_PROBLEM_
Write out the entries again exactly as they are given.

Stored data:
* begin *
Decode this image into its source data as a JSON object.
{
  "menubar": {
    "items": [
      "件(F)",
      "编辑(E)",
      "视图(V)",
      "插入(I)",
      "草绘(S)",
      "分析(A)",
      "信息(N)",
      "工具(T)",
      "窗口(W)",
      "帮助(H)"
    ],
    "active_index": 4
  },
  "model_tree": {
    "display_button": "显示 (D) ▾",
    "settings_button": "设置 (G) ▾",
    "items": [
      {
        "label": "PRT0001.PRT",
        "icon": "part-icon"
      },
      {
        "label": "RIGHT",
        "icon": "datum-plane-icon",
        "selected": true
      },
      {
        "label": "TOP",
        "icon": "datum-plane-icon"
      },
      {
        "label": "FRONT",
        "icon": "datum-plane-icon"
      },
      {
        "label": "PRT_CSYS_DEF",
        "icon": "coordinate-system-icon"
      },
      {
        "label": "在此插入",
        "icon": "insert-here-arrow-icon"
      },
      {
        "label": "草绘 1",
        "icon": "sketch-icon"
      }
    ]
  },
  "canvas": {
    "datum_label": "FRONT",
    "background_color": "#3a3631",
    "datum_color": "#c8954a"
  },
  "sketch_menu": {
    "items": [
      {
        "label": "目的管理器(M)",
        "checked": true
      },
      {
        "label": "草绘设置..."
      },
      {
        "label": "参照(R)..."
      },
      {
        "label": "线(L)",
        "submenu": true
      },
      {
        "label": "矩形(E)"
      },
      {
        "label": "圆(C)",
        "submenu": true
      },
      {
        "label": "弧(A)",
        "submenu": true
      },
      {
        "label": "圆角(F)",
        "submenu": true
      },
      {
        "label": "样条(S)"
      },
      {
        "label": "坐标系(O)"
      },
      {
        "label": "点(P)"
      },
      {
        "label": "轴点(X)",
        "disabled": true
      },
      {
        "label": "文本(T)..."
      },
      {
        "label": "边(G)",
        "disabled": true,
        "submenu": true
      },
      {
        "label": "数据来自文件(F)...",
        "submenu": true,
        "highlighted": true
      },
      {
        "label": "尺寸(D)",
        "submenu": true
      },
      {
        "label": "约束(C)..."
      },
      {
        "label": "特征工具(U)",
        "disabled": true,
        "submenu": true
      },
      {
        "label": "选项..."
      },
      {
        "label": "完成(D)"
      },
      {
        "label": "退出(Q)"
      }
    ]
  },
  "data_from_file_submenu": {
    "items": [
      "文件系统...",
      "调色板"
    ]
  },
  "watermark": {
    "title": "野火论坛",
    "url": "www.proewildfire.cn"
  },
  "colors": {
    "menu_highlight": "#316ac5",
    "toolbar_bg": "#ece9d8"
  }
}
* end *
_FULL ANSWER_
Decode this image into its source data as a JSON object.
{
  "menubar": {
    "items": [
      "件(F)",
      "编辑(E)",
      "视图(V)",
      "插入(I)",
      "草绘(S)",
      "分析(A)",
      "信息(N)",
      "工具(T)",
      "窗口(W)",
      "帮助(H)"
    ],
    "active_index": 4
  },
  "model_tree": {
    "display_button": "显示 (D) ▾",
    "settings_button": "设置 (G) ▾",
    "items": [
      {
        "label": "PRT0001.PRT",
        "icon": "part-icon"
      },
      {
        "label": "RIGHT",
        "icon": "datum-plane-icon",
        "selected": true
      },
      {
        "label": "TOP",
        "icon": "datum-plane-icon"
      },
      {
        "label": "FRONT",
        "icon": "datum-plane-icon"
      },
      {
        "label": "PRT_CSYS_DEF",
        "icon": "coordinate-system-icon"
      },
      {
        "label": "在此插入",
        "icon": "insert-here-arrow-icon"
      },
      {
        "label": "草绘 1",
        "icon": "sketch-icon"
      }
    ]
  },
  "canvas": {
    "datum_label": "FRONT",
    "background_color": "#3a3631",
    "datum_color": "#c8954a"
  },
  "sketch_menu": {
    "items": [
      {
        "label": "目的管理器(M)",
        "checked": true
      },
      {
        "label": "草绘设置..."
      },
      {
        "label": "参照(R)..."
      },
      {
        "label": "线(L)",
        "submenu": true
      },
      {
        "label": "矩形(E)"
      },
      {
        "label": "圆(C)",
        "submenu": true
      },
      {
        "label": "弧(A)",
        "submenu": true
      },
      {
        "label": "圆角(F)",
        "submenu": true
      },
      {
        "label": "样条(S)"
      },
      {
        "label": "坐标系(O)"
      },
      {
        "label": "点(P)"
      },
      {
        "label": "轴点(X)",
        "disabled": true
      },
      {
        "label": "文本(T)..."
      },
      {
        "label": "边(G)",
        "disabled": true,
        "submenu": true
      },
      {
        "label": "数据来自文件(F)...",
        "submenu": true,
        "highlighted": true
      },
      {
        "label": "尺寸(D)",
        "submenu": true
      },
      {
        "label": "约束(C)..."
      },
      {
        "label": "特征工具(U)",
        "disabled": true,
        "submenu": true
      },
      {
        "label": "选项..."
      },
      {
        "label": "完成(D)"
      },
      {
        "label": "退出(Q)"
      }
    ]
  },
  "data_from_file_submenu": {
    "items": [
      "文件系统...",
      "调色板"
    ]
  },
  "watermark": {
    "title": "野火论坛",
    "url": "www.proewildfire.cn"
  },
  "colors": {
    "menu_highlight": "#316ac5",
    "toolbar_bg": "#ece9d8"
  }
}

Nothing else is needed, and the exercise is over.